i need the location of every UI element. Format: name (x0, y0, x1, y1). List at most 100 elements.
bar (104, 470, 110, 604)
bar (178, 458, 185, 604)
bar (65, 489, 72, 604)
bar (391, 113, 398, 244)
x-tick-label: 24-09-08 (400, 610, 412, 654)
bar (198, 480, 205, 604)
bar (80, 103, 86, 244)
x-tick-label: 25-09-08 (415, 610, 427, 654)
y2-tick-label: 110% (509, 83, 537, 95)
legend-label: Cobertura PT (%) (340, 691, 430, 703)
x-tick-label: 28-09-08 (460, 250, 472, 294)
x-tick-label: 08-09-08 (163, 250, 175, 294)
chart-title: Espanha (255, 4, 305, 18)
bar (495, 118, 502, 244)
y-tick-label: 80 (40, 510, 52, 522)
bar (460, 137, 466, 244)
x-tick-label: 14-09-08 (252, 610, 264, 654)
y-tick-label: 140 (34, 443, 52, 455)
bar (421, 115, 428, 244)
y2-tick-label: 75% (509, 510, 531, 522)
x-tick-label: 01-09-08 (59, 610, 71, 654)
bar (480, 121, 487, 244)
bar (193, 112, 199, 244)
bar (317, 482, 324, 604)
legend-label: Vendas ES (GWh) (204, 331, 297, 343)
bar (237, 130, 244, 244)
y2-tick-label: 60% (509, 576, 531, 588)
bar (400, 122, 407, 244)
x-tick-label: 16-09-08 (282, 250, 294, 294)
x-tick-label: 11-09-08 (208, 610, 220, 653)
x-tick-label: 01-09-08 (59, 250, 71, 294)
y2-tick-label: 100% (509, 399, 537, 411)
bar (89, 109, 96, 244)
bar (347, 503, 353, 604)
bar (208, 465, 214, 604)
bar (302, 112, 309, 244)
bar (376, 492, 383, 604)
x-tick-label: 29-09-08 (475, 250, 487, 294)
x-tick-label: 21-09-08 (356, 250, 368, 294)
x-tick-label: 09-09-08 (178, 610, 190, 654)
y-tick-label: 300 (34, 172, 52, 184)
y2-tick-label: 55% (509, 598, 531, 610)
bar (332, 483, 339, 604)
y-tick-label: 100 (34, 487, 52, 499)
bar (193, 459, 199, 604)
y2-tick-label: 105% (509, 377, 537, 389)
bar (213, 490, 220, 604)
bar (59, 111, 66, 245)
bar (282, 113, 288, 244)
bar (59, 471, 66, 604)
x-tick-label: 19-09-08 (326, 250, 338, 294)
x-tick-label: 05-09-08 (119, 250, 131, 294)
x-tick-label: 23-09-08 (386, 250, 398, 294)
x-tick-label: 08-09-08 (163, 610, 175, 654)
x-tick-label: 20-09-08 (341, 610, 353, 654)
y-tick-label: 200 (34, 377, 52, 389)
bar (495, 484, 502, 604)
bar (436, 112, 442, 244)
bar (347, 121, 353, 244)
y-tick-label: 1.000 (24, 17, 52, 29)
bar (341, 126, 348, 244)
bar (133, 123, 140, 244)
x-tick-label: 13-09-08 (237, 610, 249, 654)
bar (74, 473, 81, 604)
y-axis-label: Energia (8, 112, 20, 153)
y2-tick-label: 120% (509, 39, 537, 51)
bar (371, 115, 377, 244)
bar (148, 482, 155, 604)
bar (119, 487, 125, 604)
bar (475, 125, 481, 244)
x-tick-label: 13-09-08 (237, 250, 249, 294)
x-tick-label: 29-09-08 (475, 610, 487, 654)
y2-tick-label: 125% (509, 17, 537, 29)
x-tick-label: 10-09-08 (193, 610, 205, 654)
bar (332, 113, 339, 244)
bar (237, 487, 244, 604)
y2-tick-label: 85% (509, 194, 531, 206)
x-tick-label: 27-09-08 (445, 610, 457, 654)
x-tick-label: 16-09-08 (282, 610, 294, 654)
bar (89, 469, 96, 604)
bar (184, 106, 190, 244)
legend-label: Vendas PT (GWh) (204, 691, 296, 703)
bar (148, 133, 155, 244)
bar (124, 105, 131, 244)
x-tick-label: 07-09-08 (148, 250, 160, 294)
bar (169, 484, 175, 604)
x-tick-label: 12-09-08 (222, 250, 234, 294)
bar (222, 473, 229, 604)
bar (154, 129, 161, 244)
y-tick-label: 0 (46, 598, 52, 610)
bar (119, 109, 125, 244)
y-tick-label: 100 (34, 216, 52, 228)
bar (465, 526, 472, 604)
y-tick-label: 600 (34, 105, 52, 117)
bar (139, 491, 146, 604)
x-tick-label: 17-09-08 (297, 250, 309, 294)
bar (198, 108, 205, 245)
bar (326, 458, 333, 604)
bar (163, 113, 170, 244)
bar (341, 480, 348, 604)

• Directions: Count the lines in the data above that contain the string "Vendas". Reply with the number only.

• Final result: 2